**What you will do**
Determine how many lines of the data below contain "tree", then give only that number.

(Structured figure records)
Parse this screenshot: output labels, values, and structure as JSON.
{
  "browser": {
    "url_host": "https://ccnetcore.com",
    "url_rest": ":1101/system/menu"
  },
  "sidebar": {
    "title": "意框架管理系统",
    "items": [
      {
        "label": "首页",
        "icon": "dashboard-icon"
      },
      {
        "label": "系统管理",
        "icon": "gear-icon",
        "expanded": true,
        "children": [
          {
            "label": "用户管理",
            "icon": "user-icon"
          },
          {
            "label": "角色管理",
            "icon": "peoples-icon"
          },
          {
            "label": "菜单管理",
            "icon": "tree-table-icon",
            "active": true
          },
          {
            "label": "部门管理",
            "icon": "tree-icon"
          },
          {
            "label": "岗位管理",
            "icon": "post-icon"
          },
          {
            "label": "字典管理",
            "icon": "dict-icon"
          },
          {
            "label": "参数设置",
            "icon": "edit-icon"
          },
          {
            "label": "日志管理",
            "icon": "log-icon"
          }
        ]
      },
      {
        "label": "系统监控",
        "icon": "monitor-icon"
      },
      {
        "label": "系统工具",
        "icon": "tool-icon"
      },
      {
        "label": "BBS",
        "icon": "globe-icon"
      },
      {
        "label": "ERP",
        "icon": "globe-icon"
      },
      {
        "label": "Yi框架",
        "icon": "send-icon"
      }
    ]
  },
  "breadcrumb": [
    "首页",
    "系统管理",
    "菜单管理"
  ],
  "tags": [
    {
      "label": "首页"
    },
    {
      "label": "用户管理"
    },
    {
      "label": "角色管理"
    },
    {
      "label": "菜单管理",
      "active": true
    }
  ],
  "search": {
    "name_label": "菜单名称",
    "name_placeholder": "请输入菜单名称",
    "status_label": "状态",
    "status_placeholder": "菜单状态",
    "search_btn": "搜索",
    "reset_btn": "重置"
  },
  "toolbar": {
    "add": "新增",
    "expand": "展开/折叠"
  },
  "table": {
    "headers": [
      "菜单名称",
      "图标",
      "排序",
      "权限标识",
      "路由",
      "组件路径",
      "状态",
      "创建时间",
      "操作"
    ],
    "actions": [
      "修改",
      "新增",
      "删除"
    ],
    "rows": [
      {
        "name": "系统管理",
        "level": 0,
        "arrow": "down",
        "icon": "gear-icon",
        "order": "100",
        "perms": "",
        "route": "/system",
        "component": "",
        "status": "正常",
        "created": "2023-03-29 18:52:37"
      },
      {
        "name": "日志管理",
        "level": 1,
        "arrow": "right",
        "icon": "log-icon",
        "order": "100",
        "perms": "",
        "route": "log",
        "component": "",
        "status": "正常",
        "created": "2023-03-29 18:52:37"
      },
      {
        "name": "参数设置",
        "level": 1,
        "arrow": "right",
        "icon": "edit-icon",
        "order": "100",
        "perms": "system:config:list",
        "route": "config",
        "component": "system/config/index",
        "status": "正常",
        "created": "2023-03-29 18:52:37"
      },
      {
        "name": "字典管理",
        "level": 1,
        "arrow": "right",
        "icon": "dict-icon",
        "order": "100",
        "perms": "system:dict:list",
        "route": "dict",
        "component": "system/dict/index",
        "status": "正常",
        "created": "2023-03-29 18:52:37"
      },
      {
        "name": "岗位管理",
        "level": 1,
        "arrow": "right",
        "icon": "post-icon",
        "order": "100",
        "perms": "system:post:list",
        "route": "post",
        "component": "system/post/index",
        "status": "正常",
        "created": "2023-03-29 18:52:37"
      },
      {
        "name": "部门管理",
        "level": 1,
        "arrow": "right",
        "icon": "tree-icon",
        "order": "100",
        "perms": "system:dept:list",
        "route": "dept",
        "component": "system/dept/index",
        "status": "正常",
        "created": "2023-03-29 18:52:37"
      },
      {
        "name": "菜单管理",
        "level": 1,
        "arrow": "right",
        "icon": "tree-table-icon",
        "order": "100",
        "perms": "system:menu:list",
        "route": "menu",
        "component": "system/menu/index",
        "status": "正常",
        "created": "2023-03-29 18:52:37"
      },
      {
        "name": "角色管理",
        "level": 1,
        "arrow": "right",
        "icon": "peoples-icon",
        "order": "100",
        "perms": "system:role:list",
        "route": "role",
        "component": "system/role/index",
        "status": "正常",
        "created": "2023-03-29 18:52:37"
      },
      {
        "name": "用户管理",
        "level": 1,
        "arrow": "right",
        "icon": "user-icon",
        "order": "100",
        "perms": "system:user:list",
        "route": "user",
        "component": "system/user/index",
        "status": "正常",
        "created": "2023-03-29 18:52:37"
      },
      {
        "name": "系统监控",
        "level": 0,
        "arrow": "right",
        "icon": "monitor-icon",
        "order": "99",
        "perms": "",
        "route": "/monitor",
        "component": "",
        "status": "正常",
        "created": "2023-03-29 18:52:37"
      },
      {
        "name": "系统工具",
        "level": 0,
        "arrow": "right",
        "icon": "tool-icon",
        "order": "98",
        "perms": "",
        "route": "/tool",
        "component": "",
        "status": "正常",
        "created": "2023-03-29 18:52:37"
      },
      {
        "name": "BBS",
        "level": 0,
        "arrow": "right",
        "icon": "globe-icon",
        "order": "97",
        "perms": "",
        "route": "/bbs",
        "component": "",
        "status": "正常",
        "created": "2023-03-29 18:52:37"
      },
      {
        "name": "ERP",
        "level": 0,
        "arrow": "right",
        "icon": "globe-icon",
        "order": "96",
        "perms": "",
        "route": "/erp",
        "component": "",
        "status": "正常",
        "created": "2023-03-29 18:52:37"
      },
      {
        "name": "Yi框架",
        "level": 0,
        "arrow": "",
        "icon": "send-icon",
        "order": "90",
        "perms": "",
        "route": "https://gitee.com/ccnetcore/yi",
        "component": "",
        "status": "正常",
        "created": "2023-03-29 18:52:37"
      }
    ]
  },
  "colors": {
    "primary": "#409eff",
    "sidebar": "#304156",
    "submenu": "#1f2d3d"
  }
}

**Written solution**
4